DIRECTIONS FOR THIS TASK » Provide only the number of lines in the records below that include "note".
⁂
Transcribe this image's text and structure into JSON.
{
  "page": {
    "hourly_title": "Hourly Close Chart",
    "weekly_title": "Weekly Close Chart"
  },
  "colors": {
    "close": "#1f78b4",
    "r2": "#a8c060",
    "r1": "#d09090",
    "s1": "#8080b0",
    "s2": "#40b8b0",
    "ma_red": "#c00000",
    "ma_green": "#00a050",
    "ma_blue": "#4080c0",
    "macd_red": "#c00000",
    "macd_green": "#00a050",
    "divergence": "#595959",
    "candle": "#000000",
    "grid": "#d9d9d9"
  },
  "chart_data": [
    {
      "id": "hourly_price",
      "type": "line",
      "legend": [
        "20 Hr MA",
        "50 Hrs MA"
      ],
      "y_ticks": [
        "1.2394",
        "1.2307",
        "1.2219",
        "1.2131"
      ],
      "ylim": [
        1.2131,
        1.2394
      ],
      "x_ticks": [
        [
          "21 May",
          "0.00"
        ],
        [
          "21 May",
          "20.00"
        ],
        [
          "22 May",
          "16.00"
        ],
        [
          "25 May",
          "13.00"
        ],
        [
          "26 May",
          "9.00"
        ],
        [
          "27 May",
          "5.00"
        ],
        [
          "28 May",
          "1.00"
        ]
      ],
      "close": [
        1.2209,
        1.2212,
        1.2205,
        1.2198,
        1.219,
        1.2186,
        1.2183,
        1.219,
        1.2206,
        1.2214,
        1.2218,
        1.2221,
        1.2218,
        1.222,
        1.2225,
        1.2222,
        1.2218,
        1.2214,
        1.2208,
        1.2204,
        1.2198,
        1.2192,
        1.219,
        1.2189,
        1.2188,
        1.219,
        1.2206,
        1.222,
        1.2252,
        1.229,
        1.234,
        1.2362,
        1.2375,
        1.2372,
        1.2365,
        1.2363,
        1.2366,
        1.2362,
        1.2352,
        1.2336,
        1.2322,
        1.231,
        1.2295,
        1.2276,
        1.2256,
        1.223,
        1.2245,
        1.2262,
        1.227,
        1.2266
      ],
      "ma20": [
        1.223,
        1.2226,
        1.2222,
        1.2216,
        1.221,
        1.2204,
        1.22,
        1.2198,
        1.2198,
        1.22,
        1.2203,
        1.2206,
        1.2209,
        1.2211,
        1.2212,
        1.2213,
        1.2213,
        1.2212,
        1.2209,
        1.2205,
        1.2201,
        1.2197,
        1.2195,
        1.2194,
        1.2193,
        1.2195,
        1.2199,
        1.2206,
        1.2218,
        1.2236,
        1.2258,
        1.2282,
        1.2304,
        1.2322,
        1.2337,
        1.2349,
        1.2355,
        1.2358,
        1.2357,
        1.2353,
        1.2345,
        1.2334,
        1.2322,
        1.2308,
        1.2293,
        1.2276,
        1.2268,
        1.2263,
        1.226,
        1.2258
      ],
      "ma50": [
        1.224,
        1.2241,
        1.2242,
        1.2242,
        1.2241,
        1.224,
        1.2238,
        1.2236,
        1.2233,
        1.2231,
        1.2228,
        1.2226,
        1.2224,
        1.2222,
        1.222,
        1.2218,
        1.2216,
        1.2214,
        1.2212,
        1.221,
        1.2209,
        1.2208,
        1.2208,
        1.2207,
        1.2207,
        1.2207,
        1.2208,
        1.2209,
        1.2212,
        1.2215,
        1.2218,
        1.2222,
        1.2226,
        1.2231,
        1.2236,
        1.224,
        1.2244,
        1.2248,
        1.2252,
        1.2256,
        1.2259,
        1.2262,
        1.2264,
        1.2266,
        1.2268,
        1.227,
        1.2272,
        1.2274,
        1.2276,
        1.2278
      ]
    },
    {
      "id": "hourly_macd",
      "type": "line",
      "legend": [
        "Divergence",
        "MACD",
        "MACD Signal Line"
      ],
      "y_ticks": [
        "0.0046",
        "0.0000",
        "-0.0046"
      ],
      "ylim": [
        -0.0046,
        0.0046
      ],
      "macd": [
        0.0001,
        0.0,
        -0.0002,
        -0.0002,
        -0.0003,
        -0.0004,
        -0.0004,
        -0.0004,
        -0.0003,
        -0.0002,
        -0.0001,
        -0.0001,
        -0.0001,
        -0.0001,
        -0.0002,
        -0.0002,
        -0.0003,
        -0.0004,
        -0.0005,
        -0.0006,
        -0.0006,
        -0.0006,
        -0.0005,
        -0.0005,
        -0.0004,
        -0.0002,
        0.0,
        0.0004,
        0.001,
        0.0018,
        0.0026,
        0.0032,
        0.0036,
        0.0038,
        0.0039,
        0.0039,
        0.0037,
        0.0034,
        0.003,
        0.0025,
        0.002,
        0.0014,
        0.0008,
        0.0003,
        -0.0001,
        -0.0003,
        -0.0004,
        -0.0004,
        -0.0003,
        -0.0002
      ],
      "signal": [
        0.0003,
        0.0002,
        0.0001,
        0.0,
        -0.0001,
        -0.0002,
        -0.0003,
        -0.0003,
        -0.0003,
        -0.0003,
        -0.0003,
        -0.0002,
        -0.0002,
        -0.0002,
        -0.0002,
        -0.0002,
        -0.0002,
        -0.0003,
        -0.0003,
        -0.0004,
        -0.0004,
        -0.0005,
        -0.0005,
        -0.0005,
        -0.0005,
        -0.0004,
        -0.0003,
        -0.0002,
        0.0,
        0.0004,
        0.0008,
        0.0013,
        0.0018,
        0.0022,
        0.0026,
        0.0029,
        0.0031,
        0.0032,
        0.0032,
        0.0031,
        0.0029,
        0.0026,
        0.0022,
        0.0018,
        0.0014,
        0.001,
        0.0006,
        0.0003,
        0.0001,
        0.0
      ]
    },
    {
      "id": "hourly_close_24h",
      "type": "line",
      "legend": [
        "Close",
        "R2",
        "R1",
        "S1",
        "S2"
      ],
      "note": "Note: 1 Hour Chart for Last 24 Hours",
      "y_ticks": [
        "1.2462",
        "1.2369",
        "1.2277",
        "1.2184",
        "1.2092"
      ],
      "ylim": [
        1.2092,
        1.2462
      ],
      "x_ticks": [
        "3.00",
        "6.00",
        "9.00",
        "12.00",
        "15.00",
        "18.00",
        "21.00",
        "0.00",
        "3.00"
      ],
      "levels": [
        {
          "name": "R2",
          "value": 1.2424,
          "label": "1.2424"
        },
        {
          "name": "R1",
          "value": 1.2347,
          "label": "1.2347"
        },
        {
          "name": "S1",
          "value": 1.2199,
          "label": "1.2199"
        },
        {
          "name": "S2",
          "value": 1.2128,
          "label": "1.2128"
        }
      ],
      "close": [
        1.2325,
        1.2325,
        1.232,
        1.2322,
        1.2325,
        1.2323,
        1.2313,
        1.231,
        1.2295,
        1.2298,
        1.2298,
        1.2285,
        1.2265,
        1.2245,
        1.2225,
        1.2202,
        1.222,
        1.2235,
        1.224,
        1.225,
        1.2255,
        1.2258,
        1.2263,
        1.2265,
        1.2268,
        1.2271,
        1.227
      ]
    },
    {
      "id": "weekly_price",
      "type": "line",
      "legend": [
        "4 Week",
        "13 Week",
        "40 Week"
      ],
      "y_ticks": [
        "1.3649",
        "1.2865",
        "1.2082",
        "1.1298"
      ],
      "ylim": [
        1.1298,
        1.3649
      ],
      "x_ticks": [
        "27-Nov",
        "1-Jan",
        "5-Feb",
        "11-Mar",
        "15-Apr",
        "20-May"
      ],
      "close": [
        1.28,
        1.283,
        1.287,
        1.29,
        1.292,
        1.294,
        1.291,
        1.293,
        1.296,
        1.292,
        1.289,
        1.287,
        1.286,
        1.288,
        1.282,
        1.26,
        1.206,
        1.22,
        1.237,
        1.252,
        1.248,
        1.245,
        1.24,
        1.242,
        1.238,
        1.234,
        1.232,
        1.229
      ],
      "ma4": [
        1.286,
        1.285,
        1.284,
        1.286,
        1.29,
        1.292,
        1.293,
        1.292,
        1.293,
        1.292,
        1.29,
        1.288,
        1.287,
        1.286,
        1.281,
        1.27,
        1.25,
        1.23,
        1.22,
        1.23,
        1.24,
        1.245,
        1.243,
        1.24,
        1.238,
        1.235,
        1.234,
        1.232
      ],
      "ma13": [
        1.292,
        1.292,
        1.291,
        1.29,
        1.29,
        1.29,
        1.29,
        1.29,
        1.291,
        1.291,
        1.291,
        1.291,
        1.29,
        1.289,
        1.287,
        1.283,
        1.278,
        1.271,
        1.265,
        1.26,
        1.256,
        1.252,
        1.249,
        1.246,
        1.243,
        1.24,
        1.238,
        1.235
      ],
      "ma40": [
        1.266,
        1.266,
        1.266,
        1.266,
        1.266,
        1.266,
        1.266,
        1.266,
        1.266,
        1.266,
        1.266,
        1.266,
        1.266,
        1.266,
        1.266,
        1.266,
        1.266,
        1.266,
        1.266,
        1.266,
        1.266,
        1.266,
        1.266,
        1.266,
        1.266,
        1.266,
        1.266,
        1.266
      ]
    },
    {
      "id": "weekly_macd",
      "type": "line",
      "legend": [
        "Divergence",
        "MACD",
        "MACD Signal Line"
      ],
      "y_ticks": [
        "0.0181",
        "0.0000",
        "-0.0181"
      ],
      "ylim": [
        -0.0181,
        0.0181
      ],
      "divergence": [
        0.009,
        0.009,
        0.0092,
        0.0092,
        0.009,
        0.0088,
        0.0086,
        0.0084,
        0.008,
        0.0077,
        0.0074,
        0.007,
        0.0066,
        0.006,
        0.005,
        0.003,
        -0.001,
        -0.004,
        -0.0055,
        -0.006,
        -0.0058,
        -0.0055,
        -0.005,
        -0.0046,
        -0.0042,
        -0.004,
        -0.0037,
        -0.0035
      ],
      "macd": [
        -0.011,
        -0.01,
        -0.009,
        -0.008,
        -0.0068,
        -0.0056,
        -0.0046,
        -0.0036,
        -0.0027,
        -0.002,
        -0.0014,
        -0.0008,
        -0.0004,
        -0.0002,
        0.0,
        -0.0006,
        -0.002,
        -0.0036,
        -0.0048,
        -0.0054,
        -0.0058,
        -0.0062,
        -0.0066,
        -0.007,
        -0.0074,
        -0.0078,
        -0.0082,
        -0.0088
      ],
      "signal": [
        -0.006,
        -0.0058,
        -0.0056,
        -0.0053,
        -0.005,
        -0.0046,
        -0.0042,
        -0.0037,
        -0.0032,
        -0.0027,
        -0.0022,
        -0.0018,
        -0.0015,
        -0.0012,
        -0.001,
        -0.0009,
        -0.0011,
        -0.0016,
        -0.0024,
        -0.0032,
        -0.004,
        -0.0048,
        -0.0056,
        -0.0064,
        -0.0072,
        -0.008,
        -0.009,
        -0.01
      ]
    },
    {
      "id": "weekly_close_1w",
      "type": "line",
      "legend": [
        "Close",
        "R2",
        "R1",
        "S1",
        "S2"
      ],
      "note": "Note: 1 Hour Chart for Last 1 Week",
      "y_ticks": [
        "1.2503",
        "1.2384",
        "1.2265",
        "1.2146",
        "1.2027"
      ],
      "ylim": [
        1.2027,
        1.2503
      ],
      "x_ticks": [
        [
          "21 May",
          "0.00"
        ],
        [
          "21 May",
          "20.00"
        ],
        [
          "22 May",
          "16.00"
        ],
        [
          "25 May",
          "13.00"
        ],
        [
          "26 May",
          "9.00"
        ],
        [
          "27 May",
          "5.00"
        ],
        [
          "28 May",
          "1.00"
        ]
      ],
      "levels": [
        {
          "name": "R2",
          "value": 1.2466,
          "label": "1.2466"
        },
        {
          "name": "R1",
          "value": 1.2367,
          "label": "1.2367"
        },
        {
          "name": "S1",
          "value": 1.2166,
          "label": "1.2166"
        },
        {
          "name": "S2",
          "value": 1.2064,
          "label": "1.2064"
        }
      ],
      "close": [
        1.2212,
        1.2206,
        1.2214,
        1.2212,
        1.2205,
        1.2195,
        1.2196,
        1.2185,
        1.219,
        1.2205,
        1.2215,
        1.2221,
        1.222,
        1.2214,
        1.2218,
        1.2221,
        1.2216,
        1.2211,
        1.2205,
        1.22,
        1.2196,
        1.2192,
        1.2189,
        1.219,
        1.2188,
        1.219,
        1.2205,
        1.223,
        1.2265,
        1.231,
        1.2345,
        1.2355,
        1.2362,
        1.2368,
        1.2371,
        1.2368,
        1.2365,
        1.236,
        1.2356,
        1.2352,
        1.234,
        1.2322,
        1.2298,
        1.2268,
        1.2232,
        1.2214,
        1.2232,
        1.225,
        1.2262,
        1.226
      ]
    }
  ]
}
⁂
REPLY » 2